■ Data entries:
━━━━━━━━━━━━━━━━━━━━━━━━━━━━━━
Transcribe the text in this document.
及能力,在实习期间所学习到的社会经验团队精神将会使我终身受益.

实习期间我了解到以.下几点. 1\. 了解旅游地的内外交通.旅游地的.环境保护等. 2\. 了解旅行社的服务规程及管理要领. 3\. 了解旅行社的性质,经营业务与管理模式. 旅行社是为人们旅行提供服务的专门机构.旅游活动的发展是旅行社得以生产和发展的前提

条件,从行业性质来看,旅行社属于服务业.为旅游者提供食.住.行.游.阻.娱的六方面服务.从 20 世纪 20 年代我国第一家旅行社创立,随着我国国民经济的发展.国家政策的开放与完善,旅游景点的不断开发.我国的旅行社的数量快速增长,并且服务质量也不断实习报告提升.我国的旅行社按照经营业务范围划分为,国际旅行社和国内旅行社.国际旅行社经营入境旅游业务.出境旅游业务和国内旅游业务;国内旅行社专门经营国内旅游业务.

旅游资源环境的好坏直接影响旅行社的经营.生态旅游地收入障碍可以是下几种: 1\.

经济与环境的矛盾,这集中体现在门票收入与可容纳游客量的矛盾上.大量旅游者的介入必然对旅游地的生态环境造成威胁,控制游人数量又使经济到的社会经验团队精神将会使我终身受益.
━━━━━━━━━━━━━━━━━━━━━━━━━━━━━━
■ TASK GOAL: From the preceding material, extract every line exactly.

■ EXERCISE SOLUTION:
Transcribe the text in this document.
及能力,在实习期间所学习到的社会经验团队精神将会使我终身受益.

实习期间我了解到以.下几点. 1\. 了解旅游地的内外交通.旅游地的.环境保护等. 2\. 了解旅行社的服务规程及管理要领. 3\. 了解旅行社的性质,经营业务与管理模式. 旅行社是为人们旅行提供服务的专门机构.旅游活动的发展是旅行社得以生产和发展的前提

条件,从行业性质来看,旅行社属于服务业.为旅游者提供食.住.行.游.阻.娱的六方面服务.从 20 世纪 20 年代我国第一家旅行社创立,随着我国国民经济的发展.国家政策的开放与完善,旅游景点的不断开发.我国的旅行社的数量快速增长,并且服务质量也不断实习报告提升.我国的旅行社按照经营业务范围划分为,国际旅行社和国内旅行社.国际旅行社经营入境旅游业务.出境旅游业务和国内旅游业务;国内旅行社专门经营国内旅游业务.

旅游资源环境的好坏直接影响旅行社的经营.生态旅游地收入障碍可以是下几种: 1\.

经济与环境的矛盾,这集中体现在门票收入与可容纳游客量的矛盾上.大量旅游者的介入必然对旅游地的生态环境造成威胁,控制游人数量又使经济到的社会经验团队精神将会使我终身受益.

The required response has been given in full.